**Task details:** Quote the listing below in its entirety.

**Exercise input:**
----

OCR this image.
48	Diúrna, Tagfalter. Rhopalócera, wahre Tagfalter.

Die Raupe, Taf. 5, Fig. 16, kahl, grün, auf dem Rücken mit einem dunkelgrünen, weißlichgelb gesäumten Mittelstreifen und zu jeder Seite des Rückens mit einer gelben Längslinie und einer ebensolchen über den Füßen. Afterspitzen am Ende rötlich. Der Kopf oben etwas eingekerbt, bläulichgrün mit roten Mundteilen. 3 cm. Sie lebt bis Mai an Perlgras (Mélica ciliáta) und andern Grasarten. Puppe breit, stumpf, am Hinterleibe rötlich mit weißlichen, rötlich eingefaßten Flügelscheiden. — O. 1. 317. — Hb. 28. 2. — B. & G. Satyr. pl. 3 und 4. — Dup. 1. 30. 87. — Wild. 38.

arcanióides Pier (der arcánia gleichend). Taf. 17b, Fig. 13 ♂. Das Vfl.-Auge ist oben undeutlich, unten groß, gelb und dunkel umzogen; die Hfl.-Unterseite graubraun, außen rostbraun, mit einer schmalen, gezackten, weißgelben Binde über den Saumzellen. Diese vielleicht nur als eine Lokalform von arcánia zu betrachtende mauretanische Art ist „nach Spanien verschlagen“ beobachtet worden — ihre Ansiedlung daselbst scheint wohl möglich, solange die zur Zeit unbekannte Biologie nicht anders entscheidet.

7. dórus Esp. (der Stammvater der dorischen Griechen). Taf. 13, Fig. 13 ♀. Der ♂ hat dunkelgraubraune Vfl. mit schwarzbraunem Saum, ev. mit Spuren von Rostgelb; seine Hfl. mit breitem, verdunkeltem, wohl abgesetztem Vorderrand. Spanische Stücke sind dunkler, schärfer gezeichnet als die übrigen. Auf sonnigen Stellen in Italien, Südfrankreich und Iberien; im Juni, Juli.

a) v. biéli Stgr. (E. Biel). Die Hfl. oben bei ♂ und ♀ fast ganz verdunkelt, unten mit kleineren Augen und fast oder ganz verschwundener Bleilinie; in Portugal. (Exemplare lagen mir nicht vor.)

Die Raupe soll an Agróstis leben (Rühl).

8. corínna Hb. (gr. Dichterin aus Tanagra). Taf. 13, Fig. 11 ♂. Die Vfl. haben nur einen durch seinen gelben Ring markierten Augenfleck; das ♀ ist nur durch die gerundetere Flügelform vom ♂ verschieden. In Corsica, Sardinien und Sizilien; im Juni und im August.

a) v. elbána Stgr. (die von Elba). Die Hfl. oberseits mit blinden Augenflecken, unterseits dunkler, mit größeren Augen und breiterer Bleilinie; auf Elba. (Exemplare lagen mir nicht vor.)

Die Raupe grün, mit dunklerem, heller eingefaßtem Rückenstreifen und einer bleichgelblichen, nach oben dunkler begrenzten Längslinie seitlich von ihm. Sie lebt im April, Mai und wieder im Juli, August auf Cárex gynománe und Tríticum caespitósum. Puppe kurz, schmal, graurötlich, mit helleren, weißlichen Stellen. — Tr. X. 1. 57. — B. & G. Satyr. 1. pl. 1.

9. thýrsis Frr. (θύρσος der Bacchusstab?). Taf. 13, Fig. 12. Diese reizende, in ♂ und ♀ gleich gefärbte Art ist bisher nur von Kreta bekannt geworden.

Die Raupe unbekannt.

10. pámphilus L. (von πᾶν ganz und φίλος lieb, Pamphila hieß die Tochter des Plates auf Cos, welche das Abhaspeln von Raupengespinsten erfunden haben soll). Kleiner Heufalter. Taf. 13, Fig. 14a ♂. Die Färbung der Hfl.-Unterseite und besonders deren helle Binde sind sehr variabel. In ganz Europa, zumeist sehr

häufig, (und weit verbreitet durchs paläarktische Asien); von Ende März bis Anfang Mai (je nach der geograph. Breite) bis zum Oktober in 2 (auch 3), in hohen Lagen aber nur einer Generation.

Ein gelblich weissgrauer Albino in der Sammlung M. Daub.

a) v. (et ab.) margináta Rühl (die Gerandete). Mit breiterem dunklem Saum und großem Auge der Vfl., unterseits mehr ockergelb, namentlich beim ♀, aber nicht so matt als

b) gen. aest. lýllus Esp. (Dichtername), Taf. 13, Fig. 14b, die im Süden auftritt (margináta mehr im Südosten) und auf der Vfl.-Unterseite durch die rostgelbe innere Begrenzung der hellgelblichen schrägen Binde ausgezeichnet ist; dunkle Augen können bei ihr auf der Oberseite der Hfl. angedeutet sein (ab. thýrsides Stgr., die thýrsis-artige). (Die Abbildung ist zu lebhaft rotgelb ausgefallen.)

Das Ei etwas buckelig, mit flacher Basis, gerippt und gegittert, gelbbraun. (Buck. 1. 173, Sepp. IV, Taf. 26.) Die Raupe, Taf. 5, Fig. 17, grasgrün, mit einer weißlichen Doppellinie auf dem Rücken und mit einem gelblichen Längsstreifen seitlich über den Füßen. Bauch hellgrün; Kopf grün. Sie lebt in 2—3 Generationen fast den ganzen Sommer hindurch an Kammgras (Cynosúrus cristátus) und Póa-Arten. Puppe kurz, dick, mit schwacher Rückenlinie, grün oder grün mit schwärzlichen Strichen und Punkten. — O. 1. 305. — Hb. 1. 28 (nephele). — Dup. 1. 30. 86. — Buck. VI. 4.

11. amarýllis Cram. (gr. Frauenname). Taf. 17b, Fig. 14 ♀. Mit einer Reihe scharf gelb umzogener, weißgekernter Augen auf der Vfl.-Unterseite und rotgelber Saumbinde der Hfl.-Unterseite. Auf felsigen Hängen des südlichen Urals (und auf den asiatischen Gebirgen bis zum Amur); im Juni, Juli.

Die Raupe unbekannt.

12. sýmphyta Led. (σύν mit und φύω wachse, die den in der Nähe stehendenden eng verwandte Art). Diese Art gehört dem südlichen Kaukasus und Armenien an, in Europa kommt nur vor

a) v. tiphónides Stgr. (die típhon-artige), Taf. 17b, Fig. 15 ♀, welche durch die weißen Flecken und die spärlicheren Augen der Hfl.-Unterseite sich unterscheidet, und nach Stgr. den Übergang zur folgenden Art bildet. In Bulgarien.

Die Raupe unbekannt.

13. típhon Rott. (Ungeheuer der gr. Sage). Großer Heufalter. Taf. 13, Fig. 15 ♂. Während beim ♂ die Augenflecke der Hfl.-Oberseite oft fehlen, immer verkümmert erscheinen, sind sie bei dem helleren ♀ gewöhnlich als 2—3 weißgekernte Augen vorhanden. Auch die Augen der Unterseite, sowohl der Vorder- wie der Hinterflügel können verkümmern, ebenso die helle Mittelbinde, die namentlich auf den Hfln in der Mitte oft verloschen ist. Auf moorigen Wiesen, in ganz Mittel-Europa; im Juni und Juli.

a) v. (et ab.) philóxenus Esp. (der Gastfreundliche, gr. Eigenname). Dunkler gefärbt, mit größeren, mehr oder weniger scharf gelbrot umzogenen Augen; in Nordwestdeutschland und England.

----

**Task answer:**
OCR this image.
48	Diúrna, Tagfalter. Rhopalócera, wahre Tagfalter.

Die Raupe, Taf. 5, Fig. 16, kahl, grün, auf dem Rücken mit einem dunkelgrünen, weißlichgelb gesäumten Mittelstreifen und zu jeder Seite des Rückens mit einer gelben Längslinie und einer ebensolchen über den Füßen. Afterspitzen am Ende rötlich. Der Kopf oben etwas eingekerbt, bläulichgrün mit roten Mundteilen. 3 cm. Sie lebt bis Mai an Perlgras (Mélica ciliáta) und andern Grasarten. Puppe breit, stumpf, am Hinterleibe rötlich mit weißlichen, rötlich eingefaßten Flügelscheiden. — O. 1. 317. — Hb. 28. 2. — B. & G. Satyr. pl. 3 und 4. — Dup. 1. 30. 87. — Wild. 38.

arcanióides Pier (der arcánia gleichend). Taf. 17b, Fig. 13 ♂. Das Vfl.-Auge ist oben undeutlich, unten groß, gelb und dunkel umzogen; die Hfl.-Unterseite graubraun, außen rostbraun, mit einer schmalen, gezackten, weißgelben Binde über den Saumzellen. Diese vielleicht nur als eine Lokalform von arcánia zu betrachtende mauretanische Art ist „nach Spanien verschlagen“ beobachtet worden — ihre Ansiedlung daselbst scheint wohl möglich, solange die zur Zeit unbekannte Biologie nicht anders entscheidet.

7. dórus Esp. (der Stammvater der dorischen Griechen). Taf. 13, Fig. 13 ♀. Der ♂ hat dunkelgraubraune Vfl. mit schwarzbraunem Saum, ev. mit Spuren von Rostgelb; seine Hfl. mit breitem, verdunkeltem, wohl abgesetztem Vorderrand. Spanische Stücke sind dunkler, schärfer gezeichnet als die übrigen. Auf sonnigen Stellen in Italien, Südfrankreich und Iberien; im Juni, Juli.

a) v. biéli Stgr. (E. Biel). Die Hfl. oben bei ♂ und ♀ fast ganz verdunkelt, unten mit kleineren Augen und fast oder ganz verschwundener Bleilinie; in Portugal. (Exemplare lagen mir nicht vor.)

Die Raupe soll an Agróstis leben (Rühl).

8. corínna Hb. (gr. Dichterin aus Tanagra). Taf. 13, Fig. 11 ♂. Die Vfl. haben nur einen durch seinen gelben Ring markierten Augenfleck; das ♀ ist nur durch die gerundetere Flügelform vom ♂ verschieden. In Corsica, Sardinien und Sizilien; im Juni und im August.

a) v. elbána Stgr. (die von Elba). Die Hfl. oberseits mit blinden Augenflecken, unterseits dunkler, mit größeren Augen und breiterer Bleilinie; auf Elba. (Exemplare lagen mir nicht vor.)

Die Raupe grün, mit dunklerem, heller eingefaßtem Rückenstreifen und einer bleichgelblichen, nach oben dunkler begrenzten Längslinie seitlich von ihm. Sie lebt im April, Mai und wieder im Juli, August auf Cárex gynománe und Tríticum caespitósum. Puppe kurz, schmal, graurötlich, mit helleren, weißlichen Stellen. — Tr. X. 1. 57. — B. & G. Satyr. 1. pl. 1.

9. thýrsis Frr. (θύρσος der Bacchusstab?). Taf. 13, Fig. 12. Diese reizende, in ♂ und ♀ gleich gefärbte Art ist bisher nur von Kreta bekannt geworden.

Die Raupe unbekannt.

10. pámphilus L. (von πᾶν ganz und φίλος lieb, Pamphila hieß die Tochter des Plates auf Cos, welche das Abhaspeln von Raupengespinsten erfunden haben soll). Kleiner Heufalter. Taf. 13, Fig. 14a ♂. Die Färbung der Hfl.-Unterseite und besonders deren helle Binde sind sehr variabel. In ganz Europa, zumeist sehr

häufig, (und weit verbreitet durchs paläarktische Asien); von Ende März bis Anfang Mai (je nach der geograph. Breite) bis zum Oktober in 2 (auch 3), in hohen Lagen aber nur einer Generation.

Ein gelblich weissgrauer Albino in der Sammlung M. Daub.

a) v. (et ab.) margináta Rühl (die Gerandete). Mit breiterem dunklem Saum und großem Auge der Vfl., unterseits mehr ockergelb, namentlich beim ♀, aber nicht so matt als

b) gen. aest. lýllus Esp. (Dichtername), Taf. 13, Fig. 14b, die im Süden auftritt (margináta mehr im Südosten) und auf der Vfl.-Unterseite durch die rostgelbe innere Begrenzung der hellgelblichen schrägen Binde ausgezeichnet ist; dunkle Augen können bei ihr auf der Oberseite der Hfl. angedeutet sein (ab. thýrsides Stgr., die thýrsis-artige). (Die Abbildung ist zu lebhaft rotgelb ausgefallen.)

Das Ei etwas buckelig, mit flacher Basis, gerippt und gegittert, gelbbraun. (Buck. 1. 173, Sepp. IV, Taf. 26.) Die Raupe, Taf. 5, Fig. 17, grasgrün, mit einer weißlichen Doppellinie auf dem Rücken und mit einem gelblichen Längsstreifen seitlich über den Füßen. Bauch hellgrün; Kopf grün. Sie lebt in 2—3 Generationen fast den ganzen Sommer hindurch an Kammgras (Cynosúrus cristátus) und Póa-Arten. Puppe kurz, dick, mit schwacher Rückenlinie, grün oder grün mit schwärzlichen Strichen und Punkten. — O. 1. 305. — Hb. 1. 28 (nephele). — Dup. 1. 30. 86. — Buck. VI. 4.

11. amarýllis Cram. (gr. Frauenname). Taf. 17b, Fig. 14 ♀. Mit einer Reihe scharf gelb umzogener, weißgekernter Augen auf der Vfl.-Unterseite und rotgelber Saumbinde der Hfl.-Unterseite. Auf felsigen Hängen des südlichen Urals (und auf den asiatischen Gebirgen bis zum Amur); im Juni, Juli.

Die Raupe unbekannt.

12. sýmphyta Led. (σύν mit und φύω wachse, die den in der Nähe stehendenden eng verwandte Art). Diese Art gehört dem südlichen Kaukasus und Armenien an, in Europa kommt nur vor

a) v. tiphónides Stgr. (die típhon-artige), Taf. 17b, Fig. 15 ♀, welche durch die weißen Flecken und die spärlicheren Augen der Hfl.-Unterseite sich unterscheidet, und nach Stgr. den Übergang zur folgenden Art bildet. In Bulgarien.

Die Raupe unbekannt.

13. típhon Rott. (Ungeheuer der gr. Sage). Großer Heufalter. Taf. 13, Fig. 15 ♂. Während beim ♂ die Augenflecke der Hfl.-Oberseite oft fehlen, immer verkümmert erscheinen, sind sie bei dem helleren ♀ gewöhnlich als 2—3 weißgekernte Augen vorhanden. Auch die Augen der Unterseite, sowohl der Vorder- wie der Hinterflügel können verkümmern, ebenso die helle Mittelbinde, die namentlich auf den Hfln in der Mitte oft verloschen ist. Auf moorigen Wiesen, in ganz Mittel-Europa; im Juni und Juli.

a) v. (et ab.) philóxenus Esp. (der Gastfreundliche, gr. Eigenname). Dunkler gefärbt, mit größeren, mehr oder weniger scharf gelbrot umzogenen Augen; in Nordwestdeutschland und England.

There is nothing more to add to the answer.